Copy all lines of the listing that include the string "seien".

**Provided material**
......

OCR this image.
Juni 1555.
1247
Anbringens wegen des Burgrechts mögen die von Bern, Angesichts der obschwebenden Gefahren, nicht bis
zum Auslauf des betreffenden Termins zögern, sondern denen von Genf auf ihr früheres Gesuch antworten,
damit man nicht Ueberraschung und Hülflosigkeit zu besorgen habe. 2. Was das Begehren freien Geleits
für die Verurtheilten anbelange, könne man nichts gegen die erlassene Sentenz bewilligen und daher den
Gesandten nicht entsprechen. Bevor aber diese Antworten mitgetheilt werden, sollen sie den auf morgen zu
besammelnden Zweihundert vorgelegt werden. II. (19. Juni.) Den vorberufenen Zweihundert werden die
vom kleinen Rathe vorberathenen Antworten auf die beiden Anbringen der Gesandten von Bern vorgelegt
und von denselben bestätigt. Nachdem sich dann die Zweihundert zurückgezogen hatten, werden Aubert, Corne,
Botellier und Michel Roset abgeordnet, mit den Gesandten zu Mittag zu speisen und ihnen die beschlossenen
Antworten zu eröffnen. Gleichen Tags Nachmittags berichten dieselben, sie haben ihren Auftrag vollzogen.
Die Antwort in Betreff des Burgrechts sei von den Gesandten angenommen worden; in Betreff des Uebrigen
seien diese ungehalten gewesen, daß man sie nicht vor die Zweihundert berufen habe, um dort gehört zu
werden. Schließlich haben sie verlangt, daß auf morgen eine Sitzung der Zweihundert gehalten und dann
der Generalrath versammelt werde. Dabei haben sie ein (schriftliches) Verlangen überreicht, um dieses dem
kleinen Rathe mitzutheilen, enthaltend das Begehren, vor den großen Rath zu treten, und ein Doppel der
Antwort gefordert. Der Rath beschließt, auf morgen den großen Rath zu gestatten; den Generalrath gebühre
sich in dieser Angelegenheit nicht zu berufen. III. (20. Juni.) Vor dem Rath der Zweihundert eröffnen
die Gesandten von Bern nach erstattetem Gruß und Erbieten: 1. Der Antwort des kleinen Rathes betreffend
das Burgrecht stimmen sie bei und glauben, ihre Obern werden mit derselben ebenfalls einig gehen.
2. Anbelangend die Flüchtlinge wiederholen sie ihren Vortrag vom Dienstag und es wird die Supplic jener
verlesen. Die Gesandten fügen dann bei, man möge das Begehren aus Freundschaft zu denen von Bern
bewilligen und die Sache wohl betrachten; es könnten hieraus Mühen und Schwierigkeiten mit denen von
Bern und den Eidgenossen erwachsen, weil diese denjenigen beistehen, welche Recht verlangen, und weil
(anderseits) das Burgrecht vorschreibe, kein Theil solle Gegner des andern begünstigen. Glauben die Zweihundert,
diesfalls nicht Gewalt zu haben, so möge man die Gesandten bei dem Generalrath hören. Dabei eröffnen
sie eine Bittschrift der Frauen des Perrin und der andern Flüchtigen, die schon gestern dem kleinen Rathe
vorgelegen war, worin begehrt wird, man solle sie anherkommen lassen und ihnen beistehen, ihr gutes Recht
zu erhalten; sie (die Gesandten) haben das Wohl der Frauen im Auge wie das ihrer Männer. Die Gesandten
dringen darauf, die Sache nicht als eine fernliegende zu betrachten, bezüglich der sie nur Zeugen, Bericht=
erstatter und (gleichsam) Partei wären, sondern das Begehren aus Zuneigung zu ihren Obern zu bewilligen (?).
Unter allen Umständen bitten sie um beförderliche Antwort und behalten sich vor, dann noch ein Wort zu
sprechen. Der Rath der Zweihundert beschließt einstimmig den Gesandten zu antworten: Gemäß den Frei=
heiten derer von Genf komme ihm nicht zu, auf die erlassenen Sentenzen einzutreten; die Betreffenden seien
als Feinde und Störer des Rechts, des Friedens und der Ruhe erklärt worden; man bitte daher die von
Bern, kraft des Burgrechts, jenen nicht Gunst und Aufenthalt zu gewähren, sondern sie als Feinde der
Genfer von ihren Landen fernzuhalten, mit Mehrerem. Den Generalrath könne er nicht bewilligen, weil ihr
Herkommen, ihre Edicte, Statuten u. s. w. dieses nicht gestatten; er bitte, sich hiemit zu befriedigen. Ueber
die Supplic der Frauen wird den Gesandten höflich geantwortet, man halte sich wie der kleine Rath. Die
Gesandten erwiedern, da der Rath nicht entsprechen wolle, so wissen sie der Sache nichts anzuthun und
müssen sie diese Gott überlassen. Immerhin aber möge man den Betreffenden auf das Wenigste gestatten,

......

**Output below**
seien diese ungehalten gewesen, daß man sie nicht vor die Zweihundert berufen habe, um dort gehört zu
heiten derer von Genf komme ihm nicht zu, auf die erlassenen Sentenzen einzutreten; die Betreffenden seien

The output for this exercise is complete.